PAGE

- - -

Citing a study to be published in a forthcoming issue of the Journal of Positive Psychology, Smith gives us valuable insight into the differences between a happy life and a meaningful life.

 

Researchers found that a meaningful life and happy life overlap in certain ways, but are ultimately very different. …

 

Leading a happy life, the psychologists found, is associated with being a “taker” while leading a meaningful life corresponds with being a “giver.” …

 

Happiness without meaning characterizes a relatively shallow, self-absorbed or even selfish life, in which things go well, needs and desire are easily satisfied, and difficult or taxing entanglements are avoided.

 

Happiness, they found, is about feeling good. … The happy life is also defined by a lack of stress or worry. …

 

“Happy people get a lot of joy from receiving benefits from others while people leading meaningful lives get a lot of joy from giving to others.”  In other words, meaning transcends the self while happiness is all about giving the self what it wants.

 

Smith points to two contemporary psychologists who would agree.  She quotes Martin Seligman:

 

[In the meaningful life], “you use your highest strengths and talents to belong to and serve something you believe is larger than the self.” For instance, having more meaning in one’s life was associated with activities like buying presents for others, taking care of kids, and arguing. People whose lives have high levels of meaning often actively seek meaning out even when they know it will come at the expense of happiness. Because they have invested themselves in something bigger than themselves, they also worry more and have higher levels of stress and anxiety in their lives than happy people.

- - -

Portion of a data file:

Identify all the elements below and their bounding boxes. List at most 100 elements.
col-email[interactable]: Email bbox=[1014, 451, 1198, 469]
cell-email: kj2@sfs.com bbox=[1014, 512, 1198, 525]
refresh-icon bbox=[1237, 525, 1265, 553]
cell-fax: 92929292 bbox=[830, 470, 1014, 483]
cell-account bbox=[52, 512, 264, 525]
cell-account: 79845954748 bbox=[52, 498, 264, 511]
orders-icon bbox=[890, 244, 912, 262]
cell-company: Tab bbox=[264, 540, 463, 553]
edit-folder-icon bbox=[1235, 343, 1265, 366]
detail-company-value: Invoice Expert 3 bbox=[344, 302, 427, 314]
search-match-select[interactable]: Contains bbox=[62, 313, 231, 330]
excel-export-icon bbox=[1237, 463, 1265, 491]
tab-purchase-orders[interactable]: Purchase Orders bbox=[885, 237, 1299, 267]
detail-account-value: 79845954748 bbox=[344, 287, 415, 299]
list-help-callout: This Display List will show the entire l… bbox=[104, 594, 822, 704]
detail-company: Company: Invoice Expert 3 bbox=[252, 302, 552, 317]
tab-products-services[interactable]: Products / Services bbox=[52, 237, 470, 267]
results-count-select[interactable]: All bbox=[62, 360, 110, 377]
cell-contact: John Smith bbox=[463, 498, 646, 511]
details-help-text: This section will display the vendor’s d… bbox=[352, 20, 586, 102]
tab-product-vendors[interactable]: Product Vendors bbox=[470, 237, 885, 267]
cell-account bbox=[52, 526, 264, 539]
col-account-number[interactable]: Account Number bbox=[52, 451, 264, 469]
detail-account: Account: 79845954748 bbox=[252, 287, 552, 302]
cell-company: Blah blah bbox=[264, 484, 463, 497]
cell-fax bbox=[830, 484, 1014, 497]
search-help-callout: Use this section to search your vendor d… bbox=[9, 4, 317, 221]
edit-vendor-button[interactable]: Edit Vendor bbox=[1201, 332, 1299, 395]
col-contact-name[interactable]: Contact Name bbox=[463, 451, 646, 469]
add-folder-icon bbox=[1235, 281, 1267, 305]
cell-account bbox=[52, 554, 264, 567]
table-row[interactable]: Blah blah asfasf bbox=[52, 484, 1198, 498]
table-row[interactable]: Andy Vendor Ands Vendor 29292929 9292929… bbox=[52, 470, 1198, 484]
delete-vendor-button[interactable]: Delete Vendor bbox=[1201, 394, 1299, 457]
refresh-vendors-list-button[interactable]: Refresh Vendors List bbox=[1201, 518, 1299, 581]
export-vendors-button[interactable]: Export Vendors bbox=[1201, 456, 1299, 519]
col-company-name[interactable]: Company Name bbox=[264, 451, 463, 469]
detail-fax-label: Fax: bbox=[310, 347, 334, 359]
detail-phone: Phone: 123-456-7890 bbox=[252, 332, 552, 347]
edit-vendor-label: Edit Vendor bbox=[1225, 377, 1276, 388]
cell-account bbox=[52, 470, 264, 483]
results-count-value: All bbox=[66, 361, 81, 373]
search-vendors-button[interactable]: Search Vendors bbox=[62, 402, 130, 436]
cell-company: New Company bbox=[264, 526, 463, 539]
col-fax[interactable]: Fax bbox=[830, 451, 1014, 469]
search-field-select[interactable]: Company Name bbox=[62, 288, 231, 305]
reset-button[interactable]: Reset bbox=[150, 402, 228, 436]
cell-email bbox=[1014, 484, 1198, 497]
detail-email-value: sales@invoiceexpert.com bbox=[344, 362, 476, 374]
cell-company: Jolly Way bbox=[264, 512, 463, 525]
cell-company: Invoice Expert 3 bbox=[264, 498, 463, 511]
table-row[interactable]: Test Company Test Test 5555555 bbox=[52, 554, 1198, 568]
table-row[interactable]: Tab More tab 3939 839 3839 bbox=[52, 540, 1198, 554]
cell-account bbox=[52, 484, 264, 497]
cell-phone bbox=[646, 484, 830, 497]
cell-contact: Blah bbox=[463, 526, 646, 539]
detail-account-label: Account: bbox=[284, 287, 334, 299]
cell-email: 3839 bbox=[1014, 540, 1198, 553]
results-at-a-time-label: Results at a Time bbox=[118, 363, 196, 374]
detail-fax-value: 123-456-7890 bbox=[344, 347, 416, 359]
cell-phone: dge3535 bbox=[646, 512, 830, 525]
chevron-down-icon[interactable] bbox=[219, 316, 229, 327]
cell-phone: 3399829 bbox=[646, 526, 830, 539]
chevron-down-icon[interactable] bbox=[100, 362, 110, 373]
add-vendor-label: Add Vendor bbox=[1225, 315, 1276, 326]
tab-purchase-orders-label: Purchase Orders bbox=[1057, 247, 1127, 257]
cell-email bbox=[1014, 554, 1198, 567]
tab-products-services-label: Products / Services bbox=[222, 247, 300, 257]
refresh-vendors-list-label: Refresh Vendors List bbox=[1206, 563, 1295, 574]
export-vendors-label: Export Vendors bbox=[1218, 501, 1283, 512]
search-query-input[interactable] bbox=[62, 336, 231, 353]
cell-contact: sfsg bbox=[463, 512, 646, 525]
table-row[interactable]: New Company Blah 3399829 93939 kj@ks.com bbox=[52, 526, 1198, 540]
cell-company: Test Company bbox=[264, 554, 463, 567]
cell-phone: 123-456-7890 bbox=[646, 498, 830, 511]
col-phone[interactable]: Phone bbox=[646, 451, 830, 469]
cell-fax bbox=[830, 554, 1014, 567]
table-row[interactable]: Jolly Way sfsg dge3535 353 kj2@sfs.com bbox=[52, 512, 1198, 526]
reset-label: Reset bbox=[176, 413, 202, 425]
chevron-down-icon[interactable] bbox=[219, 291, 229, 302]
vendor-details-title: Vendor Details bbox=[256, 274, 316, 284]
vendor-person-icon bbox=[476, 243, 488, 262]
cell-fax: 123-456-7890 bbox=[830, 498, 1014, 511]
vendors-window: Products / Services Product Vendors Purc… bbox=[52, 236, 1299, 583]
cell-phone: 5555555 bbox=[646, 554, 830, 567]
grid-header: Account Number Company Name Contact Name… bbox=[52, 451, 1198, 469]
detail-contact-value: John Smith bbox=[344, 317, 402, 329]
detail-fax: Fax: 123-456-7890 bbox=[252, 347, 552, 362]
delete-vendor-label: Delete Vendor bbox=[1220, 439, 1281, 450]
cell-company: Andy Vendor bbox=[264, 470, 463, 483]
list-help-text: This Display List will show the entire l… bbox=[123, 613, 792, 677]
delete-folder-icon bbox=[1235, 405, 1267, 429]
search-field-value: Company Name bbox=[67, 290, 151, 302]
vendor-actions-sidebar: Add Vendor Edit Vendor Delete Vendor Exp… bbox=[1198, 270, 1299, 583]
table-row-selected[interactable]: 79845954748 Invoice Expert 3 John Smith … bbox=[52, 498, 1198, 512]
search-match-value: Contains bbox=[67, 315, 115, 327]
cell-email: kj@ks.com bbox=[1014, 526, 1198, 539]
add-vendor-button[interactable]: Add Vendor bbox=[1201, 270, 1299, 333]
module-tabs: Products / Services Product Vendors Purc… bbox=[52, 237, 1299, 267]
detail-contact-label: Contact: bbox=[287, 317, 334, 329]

- - -

THINGS TO DO
**1.** In the passage on happiness and meaning, copy out the text starting at "Happiness without meaning" and ending at "entanglements are avoided.".
**2.** Repeat word for word the lines of the records above, starting at the beginning of the records and ending at the line that contains "cell-fax: 92929292 bbox=[830, 470, 1014, 483]".

REPLIES
**1.**
Happiness without meaning characterizes a relatively shallow, self-absorbed or even selfish life, in which things go well, needs and desire are easily satisfied, and difficult or taxing entanglements are avoided.

**2.**
Identify all the elements below and their bounding boxes. List at most 100 elements.
col-email[interactable]: Email bbox=[1014, 451, 1198, 469]
cell-email: kj2@sfs.com bbox=[1014, 512, 1198, 525]
refresh-icon bbox=[1237, 525, 1265, 553]
cell-fax: 92929292 bbox=[830, 470, 1014, 483]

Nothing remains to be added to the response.